**TEXTO SELECCIONADO**
Lo peor del comunismo es lo que viene después.

ADAM MICHNIK

Con el comunismo cayó algo más que un puñado de Estados represivos y un dogma político. La desaparición de regímenes tan estrechamente vinculados a una narración revolucionaria significó el redoble de campanas por una promesa de progreso radical que había nacido doscientos años atrás. Siguiendo la senda de la Revolución Francesa, y con creciente confianza tras la toma del poder por Lenin en 1917, la izquierda marxista estaba inseparablemente unida a la idea de que el presente capitalista no sólo sería desplazado por un futuro socialista, sino que debía serlo. En las escépticas palabras del filósofo Bernard Williams, la izquierda simplemente daba por sentado que sus objetivos «son aplaudidos por todo el universo».[21]

Hoy resulta difícil recordar esta fe secular —la absoluta certeza con la que los intelectuales y políticos radicales invocaban leyes «históricas» inexorables para justificar sus convicciones políticas—. Una fuente era el positivismo del siglo XIX: la confianza neocientífica en el uso político de datos sociales. El 24 de octubre de 1884 la joven Beatrice Webb se describe en su diario jugando con los datos, pasándoselos entre los dedos mientras intentaba «imaginar que ante mí se extiende un mundo de conocimientos con el que puedo atar los cabos del destino humano».[22]

Como observaría más tarde William Beveridge, las personas como los Webb «daban la sensación de que pensando lo suficiente, mediante el progreso razonado, se podrían remediar todos los males del mundo».[23]

Esta confianza de finales de la era victoriana difícilmente podría sobrevivir el siglo xx. En los años cincuenta ya se estaba resquebrajando en muchos sectores a causa de los crímenes cometidos en nombre de la historia por Lenin y sus sucesores; de acuerdo con Ralf Dahrendorf, Richard Tawney (el historiador social británico que falleció en 1962) fue «la última persona a la que oí hablar del progreso sin sonrojo aparente».[24]

No obstante, al menos hasta 1989 en principio era posible creer que la historia avanzaba en direcciones que se podían averiguar y que —para bien o para mal— el comunismo representaba la culminación de una de esas trayectorias: el hecho de que ésta fuera una noción esencialmente religiosa no le restó atractivo para varias generaciones de progresistas seculares. Incluso después de las desilusiones de 1956 y de 1968, había muchos que seguían aferrándose a credos políticos que los situaban en el lado «correcto» del futuro, por preocupante que fuera el presente.

Una característica especialmente importante de esta ilusión fue el duradero atractivo del marxismo. Mucho tiempo después de que los pronósticos de Marx hubieran perdido toda pertinencia para la realidad, numerosos socialdemócratas, además de los comunistas, seguían insistiendo —aunque sólo fuera pro forma— en su fidelidad al Maestro. Esta lealtad proporcionaba a la izquierda política mayoritaria un vocabulario y unos principios doctrinales seguros, pero la privaba de respuestas políticas prácticas a los dilemas del mundo real.

**TAREAS DEL EJERCICIO**
A. Responde con los datos del texto sobre la caída del comunismo:
(i) ¿Qué día se describe Beatrice Webb en su diario jugando con los datos?
(ii) ¿En qué año falleció Richard Tawney?
(iii) ¿En qué año tomó Lenin el poder?
B. Prolonga el texto sobre la caída del comunismo desde su último párrafo.

**DATOS PROPORCIONADOS**
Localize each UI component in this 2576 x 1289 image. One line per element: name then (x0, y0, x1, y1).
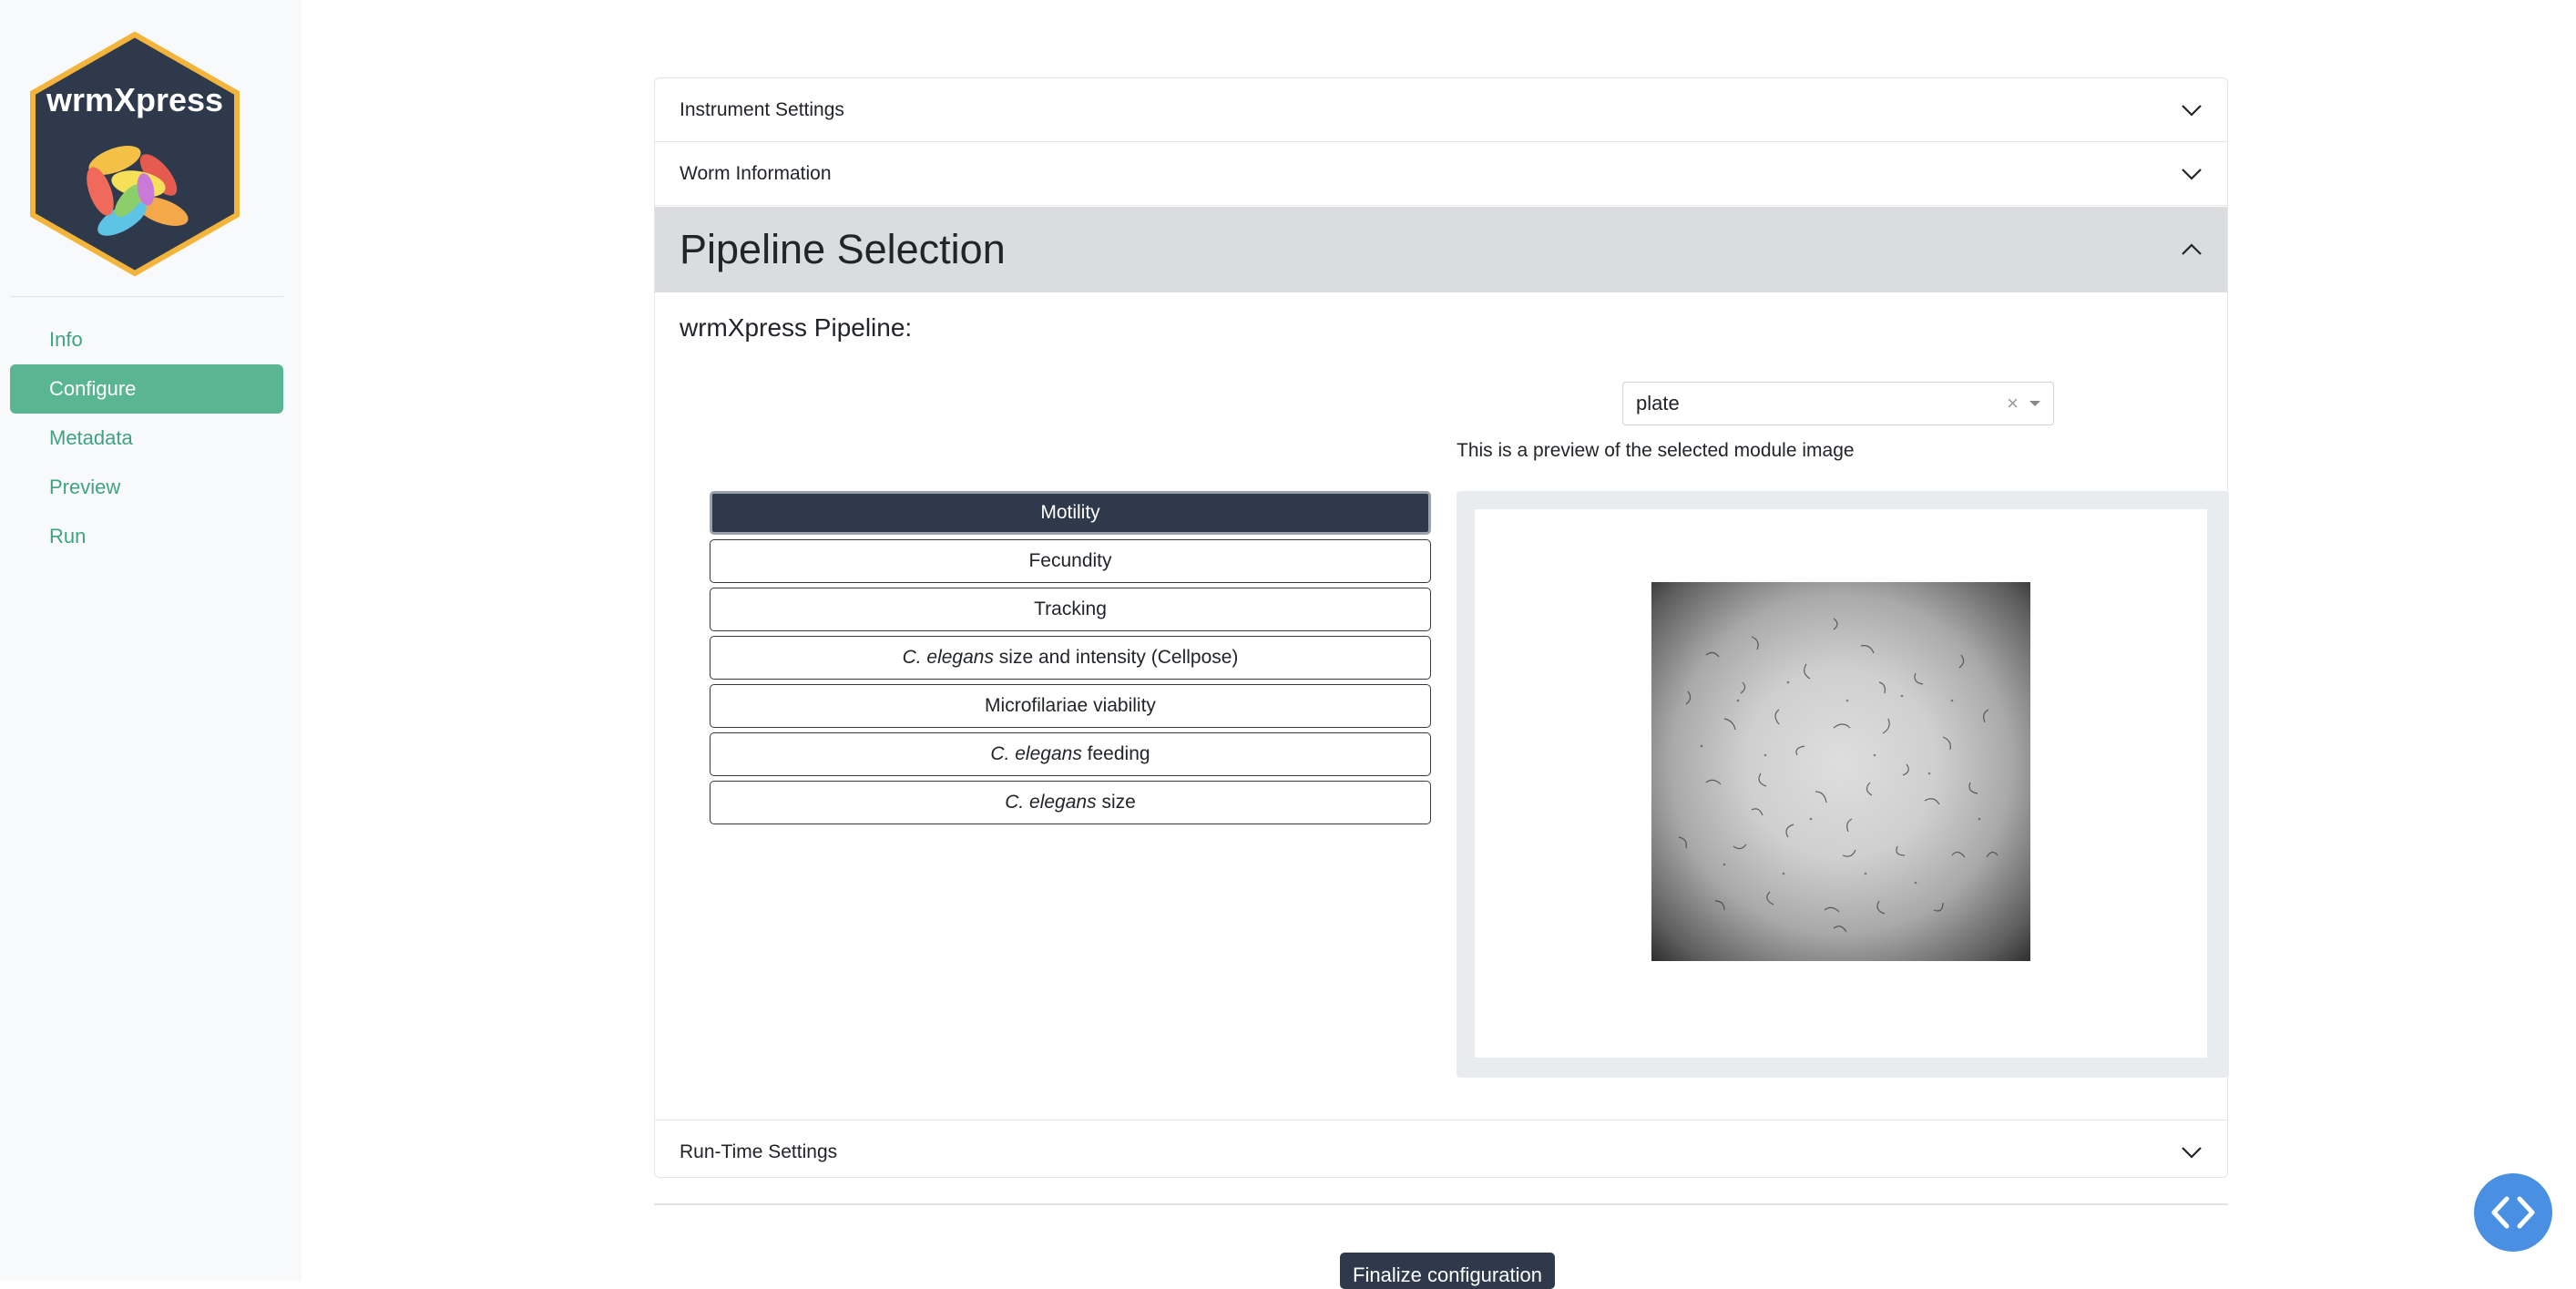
preview-frame (1475, 509, 2207, 1058)
module-label: Microfilariae viability (985, 695, 1156, 716)
module-image-select[interactable]: plate × (1622, 382, 2054, 425)
logo-wordmark: wrmXpress (46, 81, 223, 118)
module-button-cellpose[interactable]: C. elegans size and intensity (Cellpose) (710, 636, 1431, 680)
sidebar-item-configure[interactable]: Configure (10, 364, 283, 414)
chevron-down-icon (2180, 1141, 2203, 1164)
module-label-italic: C. elegans (990, 743, 1082, 764)
accordion-worm-information[interactable]: Worm Information (655, 142, 2227, 206)
module-label: Fecundity (1028, 550, 1112, 571)
module-label-italic: C. elegans (1005, 792, 1097, 813)
module-label-italic: C. elegans (902, 647, 994, 668)
accordion-instrument-settings[interactable]: Instrument Settings (655, 78, 2227, 142)
module-preview-image (1651, 582, 2030, 961)
module-preview-panel (1457, 491, 2229, 1078)
module-button-feeding[interactable]: C. elegans feeding (710, 732, 1431, 776)
chevron-down-icon (2180, 162, 2203, 186)
accordion-title: Worm Information (680, 163, 832, 184)
configuration-accordion: Instrument Settings Worm Information Pip… (654, 77, 2229, 1178)
wrmxpress-logo: wrmXpress (27, 31, 242, 277)
accordion-pipeline-selection[interactable]: Pipeline Selection (655, 207, 2227, 292)
caret-down-icon[interactable] (2029, 401, 2040, 406)
accordion-title: Pipeline Selection (680, 226, 1006, 272)
module-label: Motility (1040, 502, 1100, 523)
accordion-title: Instrument Settings (680, 99, 844, 120)
pipeline-label: wrmXpress Pipeline: (680, 313, 913, 342)
module-button-tracking[interactable]: Tracking (710, 588, 1431, 631)
code-brackets-icon[interactable] (2474, 1173, 2552, 1252)
accordion-runtime-settings[interactable]: Run-Time Settings (655, 1120, 2227, 1183)
sidebar-nav: Info Configure Metadata Preview Run (10, 315, 283, 561)
sidebar-divider (10, 296, 283, 297)
module-label: size (1096, 792, 1136, 813)
module-label: feeding (1081, 743, 1150, 764)
clear-icon[interactable]: × (2007, 383, 2019, 425)
chevron-down-icon (2180, 98, 2203, 122)
select-value: plate (1636, 392, 1680, 414)
footer-divider (654, 1203, 2228, 1205)
module-button-mf-viability[interactable]: Microfilariae viability (710, 684, 1431, 728)
module-button-motility[interactable]: Motility (710, 491, 1431, 535)
module-label: Tracking (1034, 598, 1107, 619)
module-label: size and intensity (Cellpose) (993, 647, 1239, 668)
sidebar: wrmXpress Info Configure Metadata Previe… (0, 0, 302, 1281)
module-button-group: Motility Fecundity Tracking C. elegans s… (710, 491, 1431, 829)
accordion-title: Run-Time Settings (680, 1141, 838, 1162)
preview-caption: This is a preview of the selected module… (1457, 440, 1855, 461)
module-button-size[interactable]: C. elegans size (710, 781, 1431, 824)
module-button-fecundity[interactable]: Fecundity (710, 539, 1431, 583)
sidebar-item-preview[interactable]: Preview (10, 463, 283, 512)
sidebar-item-run[interactable]: Run (10, 512, 283, 561)
chevron-up-icon (2180, 238, 2203, 261)
sidebar-item-metadata[interactable]: Metadata (10, 414, 283, 463)
finalize-configuration-button[interactable]: Finalize configuration (1340, 1253, 1555, 1289)
sidebar-item-info[interactable]: Info (10, 315, 283, 364)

**RESPUESTAS**
A.
(i) El 24 de octubre de 1884.
(ii) En 1962.
(iii) En 1917.

B.
Durante la crisis y la Depresión de los años treinta muchos presuntos marxistas se negaron a proponer o incluso a debatir soluciones a la crisis. Como los banqueros anticuados y los economistas neoclásicos, creían que el capitalismo está regido por leyes que no pueden soslayarse ni romperse, y que no tenía sentido interferir en su funcionamiento. Esta inflexibilidad hizo que a muchos socialistas, por aquel entonces y en años posteriores, les faltara sensibilidad para los desafíos morales: la política, según ellos, no tiene nada que ver con los derechos, ni siquiera con la justicia. Tiene que ver con las clases, la explotación y las formas de producción.

Por consiguiente, tanto socialistas como socialdemócratas permanecieron fieles hasta el final a los supuestos fundamentales del pensamiento socialista decimonónico. Este sistema de creencias residual —pues su relación con una verdadera ideología es aproximadamente la misma que la del anglicanismo más tolerante respecto a la ortodoxia católica con todos sus dogmas— proporcionaba un marco en el que cualquiera que se llamase socialdemócrata podía situar su política y por tanto distinguirse hasta de los liberales más reformistas o de los democratacristianos.

Esta es la razón por la que la caída del comunismo fue tan trascendental. Con su derrumbamiento se deshizo toda la madeja de doctrinas que había mantenido unida a la izquierda durante más de un siglo. Por pervertida que fuera la variante moscovita, su repentina y completa desaparición sólo podía tener un efecto disgregador en cualquier partido o movimiento que se autodenominase «socialdemócrata».

Esta era una peculiaridad de la política de izquierda.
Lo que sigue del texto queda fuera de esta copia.